• Exercise directions:
Repeat each line of the material below exactly as it appears, minus any pictures.

• Materials provided:
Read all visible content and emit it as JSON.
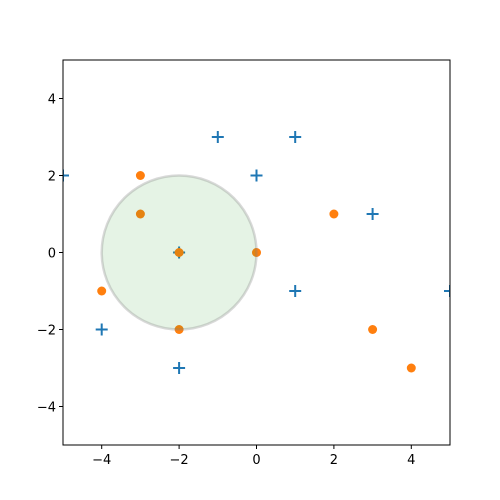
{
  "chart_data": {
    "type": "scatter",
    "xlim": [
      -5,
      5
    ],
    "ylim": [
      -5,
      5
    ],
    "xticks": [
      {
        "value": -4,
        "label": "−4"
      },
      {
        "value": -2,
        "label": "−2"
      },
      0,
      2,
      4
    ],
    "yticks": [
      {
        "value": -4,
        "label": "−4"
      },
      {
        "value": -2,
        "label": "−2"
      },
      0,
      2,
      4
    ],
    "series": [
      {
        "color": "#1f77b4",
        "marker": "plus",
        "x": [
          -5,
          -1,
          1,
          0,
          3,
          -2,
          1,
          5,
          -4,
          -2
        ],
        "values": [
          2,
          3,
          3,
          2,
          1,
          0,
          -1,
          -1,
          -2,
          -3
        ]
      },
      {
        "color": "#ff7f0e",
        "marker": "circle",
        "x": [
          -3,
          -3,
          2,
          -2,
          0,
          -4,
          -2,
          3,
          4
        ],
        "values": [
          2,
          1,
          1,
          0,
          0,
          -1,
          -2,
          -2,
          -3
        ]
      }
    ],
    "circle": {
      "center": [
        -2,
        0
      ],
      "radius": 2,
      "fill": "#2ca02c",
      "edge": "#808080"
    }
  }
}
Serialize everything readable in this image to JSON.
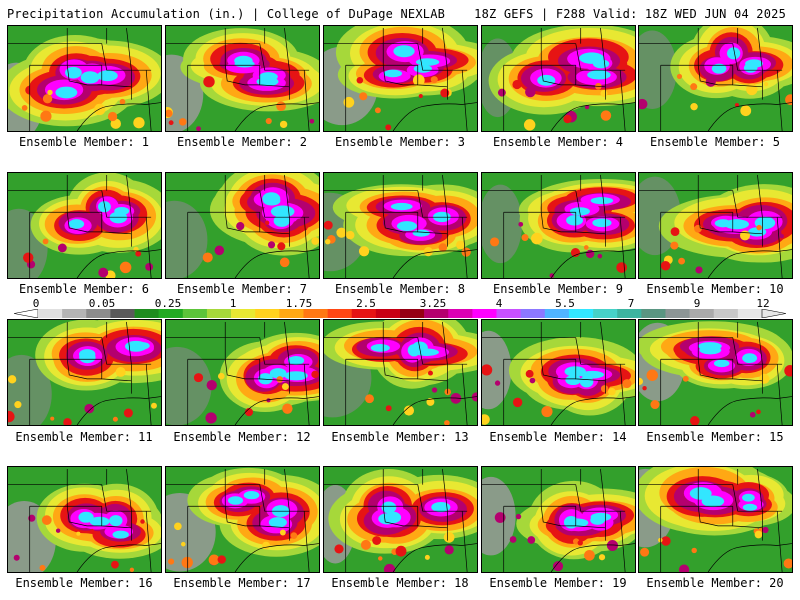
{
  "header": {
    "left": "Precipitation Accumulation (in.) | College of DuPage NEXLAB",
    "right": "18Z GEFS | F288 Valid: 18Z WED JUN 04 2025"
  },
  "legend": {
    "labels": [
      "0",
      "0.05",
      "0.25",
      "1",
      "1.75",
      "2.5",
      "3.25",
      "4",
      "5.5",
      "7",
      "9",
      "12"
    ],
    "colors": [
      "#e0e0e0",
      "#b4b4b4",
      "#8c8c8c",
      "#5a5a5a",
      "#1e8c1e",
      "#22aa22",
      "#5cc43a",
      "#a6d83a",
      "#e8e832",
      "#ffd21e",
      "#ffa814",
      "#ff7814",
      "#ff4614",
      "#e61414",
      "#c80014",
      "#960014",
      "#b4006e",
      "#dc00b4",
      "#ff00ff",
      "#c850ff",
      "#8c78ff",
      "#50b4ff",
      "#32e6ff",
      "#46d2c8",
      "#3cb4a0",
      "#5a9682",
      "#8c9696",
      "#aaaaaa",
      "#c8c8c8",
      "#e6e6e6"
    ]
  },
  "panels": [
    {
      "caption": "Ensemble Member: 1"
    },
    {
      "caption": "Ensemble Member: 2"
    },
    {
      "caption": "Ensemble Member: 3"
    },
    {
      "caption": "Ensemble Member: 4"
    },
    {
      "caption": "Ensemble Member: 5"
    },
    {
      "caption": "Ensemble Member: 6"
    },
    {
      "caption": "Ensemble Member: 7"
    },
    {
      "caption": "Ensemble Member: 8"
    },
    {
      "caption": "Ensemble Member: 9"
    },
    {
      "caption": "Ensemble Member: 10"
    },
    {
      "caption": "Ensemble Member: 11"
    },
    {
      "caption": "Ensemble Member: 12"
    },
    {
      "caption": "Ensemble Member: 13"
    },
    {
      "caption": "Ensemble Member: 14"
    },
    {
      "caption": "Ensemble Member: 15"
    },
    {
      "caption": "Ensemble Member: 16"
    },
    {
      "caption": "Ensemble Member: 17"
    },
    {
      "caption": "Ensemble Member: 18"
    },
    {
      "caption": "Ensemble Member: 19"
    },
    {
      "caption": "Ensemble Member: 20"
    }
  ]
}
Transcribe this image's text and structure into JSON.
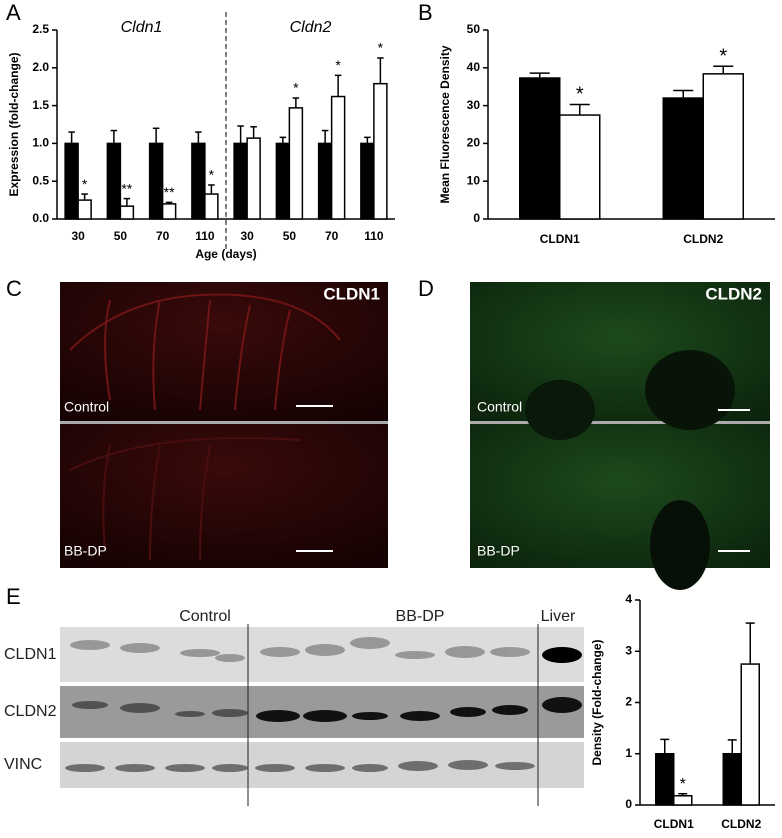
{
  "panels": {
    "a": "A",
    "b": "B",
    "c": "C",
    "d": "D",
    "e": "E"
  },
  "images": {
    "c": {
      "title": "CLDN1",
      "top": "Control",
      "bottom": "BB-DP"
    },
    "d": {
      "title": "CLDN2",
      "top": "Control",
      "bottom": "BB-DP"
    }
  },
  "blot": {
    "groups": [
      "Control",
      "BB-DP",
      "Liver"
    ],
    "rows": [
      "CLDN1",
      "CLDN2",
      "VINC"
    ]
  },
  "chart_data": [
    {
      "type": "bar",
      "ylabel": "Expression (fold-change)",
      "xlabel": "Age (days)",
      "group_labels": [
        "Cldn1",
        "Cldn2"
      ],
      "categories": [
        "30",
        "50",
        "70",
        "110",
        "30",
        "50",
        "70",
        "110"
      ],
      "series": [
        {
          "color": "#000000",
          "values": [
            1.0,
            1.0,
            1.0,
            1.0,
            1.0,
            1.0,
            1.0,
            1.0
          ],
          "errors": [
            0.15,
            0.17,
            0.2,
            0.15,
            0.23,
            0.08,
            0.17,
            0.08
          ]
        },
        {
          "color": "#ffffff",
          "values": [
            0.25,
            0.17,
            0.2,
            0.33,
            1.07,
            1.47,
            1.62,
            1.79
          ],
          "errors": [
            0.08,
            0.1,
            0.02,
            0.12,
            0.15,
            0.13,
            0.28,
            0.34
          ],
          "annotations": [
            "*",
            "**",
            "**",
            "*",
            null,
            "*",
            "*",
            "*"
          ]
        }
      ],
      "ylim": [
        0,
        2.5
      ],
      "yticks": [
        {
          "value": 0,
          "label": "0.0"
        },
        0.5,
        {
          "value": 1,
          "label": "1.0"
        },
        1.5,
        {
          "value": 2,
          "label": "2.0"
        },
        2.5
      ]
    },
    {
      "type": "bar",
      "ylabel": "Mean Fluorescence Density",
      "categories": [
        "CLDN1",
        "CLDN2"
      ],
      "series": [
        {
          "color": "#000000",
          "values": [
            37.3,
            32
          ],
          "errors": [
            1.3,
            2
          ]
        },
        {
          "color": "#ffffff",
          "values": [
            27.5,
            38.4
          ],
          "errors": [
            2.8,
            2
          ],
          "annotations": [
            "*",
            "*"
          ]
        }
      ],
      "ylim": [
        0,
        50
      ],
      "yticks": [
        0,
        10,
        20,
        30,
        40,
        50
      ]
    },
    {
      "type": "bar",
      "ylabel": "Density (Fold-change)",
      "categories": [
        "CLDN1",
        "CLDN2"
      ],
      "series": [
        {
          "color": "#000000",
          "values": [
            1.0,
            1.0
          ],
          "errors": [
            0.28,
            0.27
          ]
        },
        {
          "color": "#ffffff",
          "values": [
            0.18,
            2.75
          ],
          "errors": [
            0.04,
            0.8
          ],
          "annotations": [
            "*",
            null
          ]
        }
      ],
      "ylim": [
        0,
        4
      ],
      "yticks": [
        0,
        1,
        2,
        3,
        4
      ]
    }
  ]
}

• Response to the task:
Read all visible content and emit it as JSON.
{
  "chart_data": {
    "type": "scatter",
    "xlim": [
      -5,
      5
    ],
    "ylim": [
      -5,
      5
    ],
    "xticks": [
      {
        "value": -4,
        "label": "−4"
      },
      {
        "value": -2,
        "label": "−2"
      },
      0,
      2,
      4
    ],
    "yticks": [
      {
        "value": -4,
        "label": "−4"
      },
      {
        "value": -2,
        "label": "−2"
      },
      0,
      2,
      4
    ],
    "series": [
      {
        "color": "#1f77b4",
        "marker": "plus",
        "x": [
          -5,
          -1,
          1,
          0,
          3,
          -2,
          1,
          5,
          -4,
          -2
        ],
        "values": [
          2,
          3,
          3,
          2,
          1,
          0,
          -1,
          -1,
          -2,
          -3
        ]
      },
      {
        "color": "#ff7f0e",
        "marker": "circle",
        "x": [
          -3,
          -3,
          2,
          -2,
          0,
          -4,
          -2,
          3,
          4
        ],
        "values": [
          2,
          1,
          1,
          0,
          0,
          -1,
          -2,
          -2,
          -3
        ]
      }
    ],
    "circle": {
      "center": [
        -2,
        0
      ],
      "radius": 2,
      "fill": "#2ca02c",
      "edge": "#808080"
    }
  }
}
Serialize everything readable in this image to JSON.
{
  "header": {
    "left": "Precipitation Accumulation (in.) | College of DuPage NEXLAB",
    "right": "18Z GEFS | F288 Valid: 18Z WED JUN 04 2025"
  },
  "legend": {
    "labels": [
      "0",
      "0.05",
      "0.25",
      "1",
      "1.75",
      "2.5",
      "3.25",
      "4",
      "5.5",
      "7",
      "9",
      "12"
    ],
    "colors": [
      "#e0e0e0",
      "#b4b4b4",
      "#8c8c8c",
      "#5a5a5a",
      "#1e8c1e",
      "#22aa22",
      "#5cc43a",
      "#a6d83a",
      "#e8e832",
      "#ffd21e",
      "#ffa814",
      "#ff7814",
      "#ff4614",
      "#e61414",
      "#c80014",
      "#960014",
      "#b4006e",
      "#dc00b4",
      "#ff00ff",
      "#c850ff",
      "#8c78ff",
      "#50b4ff",
      "#32e6ff",
      "#46d2c8",
      "#3cb4a0",
      "#5a9682",
      "#8c9696",
      "#aaaaaa",
      "#c8c8c8",
      "#e6e6e6"
    ]
  },
  "panels": [
    {
      "caption": "Ensemble Member: 1"
    },
    {
      "caption": "Ensemble Member: 2"
    },
    {
      "caption": "Ensemble Member: 3"
    },
    {
      "caption": "Ensemble Member: 4"
    },
    {
      "caption": "Ensemble Member: 5"
    },
    {
      "caption": "Ensemble Member: 6"
    },
    {
      "caption": "Ensemble Member: 7"
    },
    {
      "caption": "Ensemble Member: 8"
    },
    {
      "caption": "Ensemble Member: 9"
    },
    {
      "caption": "Ensemble Member: 10"
    },
    {
      "caption": "Ensemble Member: 11"
    },
    {
      "caption": "Ensemble Member: 12"
    },
    {
      "caption": "Ensemble Member: 13"
    },
    {
      "caption": "Ensemble Member: 14"
    },
    {
      "caption": "Ensemble Member: 15"
    },
    {
      "caption": "Ensemble Member: 16"
    },
    {
      "caption": "Ensemble Member: 17"
    },
    {
      "caption": "Ensemble Member: 18"
    },
    {
      "caption": "Ensemble Member: 19"
    },
    {
      "caption": "Ensemble Member: 20"
    }
  ]
}
Transcribe this image's text and structure into JSON.
{
  "panels": {
    "a": "A",
    "b": "B",
    "c": "C",
    "d": "D",
    "e": "E"
  },
  "images": {
    "c": {
      "title": "CLDN1",
      "top": "Control",
      "bottom": "BB-DP"
    },
    "d": {
      "title": "CLDN2",
      "top": "Control",
      "bottom": "BB-DP"
    }
  },
  "blot": {
    "groups": [
      "Control",
      "BB-DP",
      "Liver"
    ],
    "rows": [
      "CLDN1",
      "CLDN2",
      "VINC"
    ]
  },
  "chart_data": [
    {
      "type": "bar",
      "ylabel": "Expression (fold-change)",
      "xlabel": "Age (days)",
      "group_labels": [
        "Cldn1",
        "Cldn2"
      ],
      "categories": [
        "30",
        "50",
        "70",
        "110",
        "30",
        "50",
        "70",
        "110"
      ],
      "series": [
        {
          "color": "#000000",
          "values": [
            1.0,
            1.0,
            1.0,
            1.0,
            1.0,
            1.0,
            1.0,
            1.0
          ],
          "errors": [
            0.15,
            0.17,
            0.2,
            0.15,
            0.23,
            0.08,
            0.17,
            0.08
          ]
        },
        {
          "color": "#ffffff",
          "values": [
            0.25,
            0.17,
            0.2,
            0.33,
            1.07,
            1.47,
            1.62,
            1.79
          ],
          "errors": [
            0.08,
            0.1,
            0.02,
            0.12,
            0.15,
            0.13,
            0.28,
            0.34
          ],
          "annotations": [
            "*",
            "**",
            "**",
            "*",
            null,
            "*",
            "*",
            "*"
          ]
        }
      ],
      "ylim": [
        0,
        2.5
      ],
      "yticks": [
        {
          "value": 0,
          "label": "0.0"
        },
        0.5,
        {
          "value": 1,
          "label": "1.0"
        },
        1.5,
        {
          "value": 2,
          "label": "2.0"
        },
        2.5
      ]
    },
    {
      "type": "bar",
      "ylabel": "Mean Fluorescence Density",
      "categories": [
        "CLDN1",
        "CLDN2"
      ],
      "series": [
        {
          "color": "#000000",
          "values": [
            37.3,
            32
          ],
          "errors": [
            1.3,
            2
          ]
        },
        {
          "color": "#ffffff",
          "values": [
            27.5,
            38.4
          ],
          "errors": [
            2.8,
            2
          ],
          "annotations": [
            "*",
            "*"
          ]
        }
      ],
      "ylim": [
        0,
        50
      ],
      "yticks": [
        0,
        10,
        20,
        30,
        40,
        50
      ]
    },
    {
      "type": "bar",
      "ylabel": "Density (Fold-change)",
      "categories": [
        "CLDN1",
        "CLDN2"
      ],
      "series": [
        {
          "color": "#000000",
          "values": [
            1.0,
            1.0
          ],
          "errors": [
            0.28,
            0.27
          ]
        },
        {
          "color": "#ffffff",
          "values": [
            0.18,
            2.75
          ],
          "errors": [
            0.04,
            0.8
          ],
          "annotations": [
            "*",
            null
          ]
        }
      ],
      "ylim": [
        0,
        4
      ],
      "yticks": [
        0,
        1,
        2,
        3,
        4
      ]
    }
  ]
}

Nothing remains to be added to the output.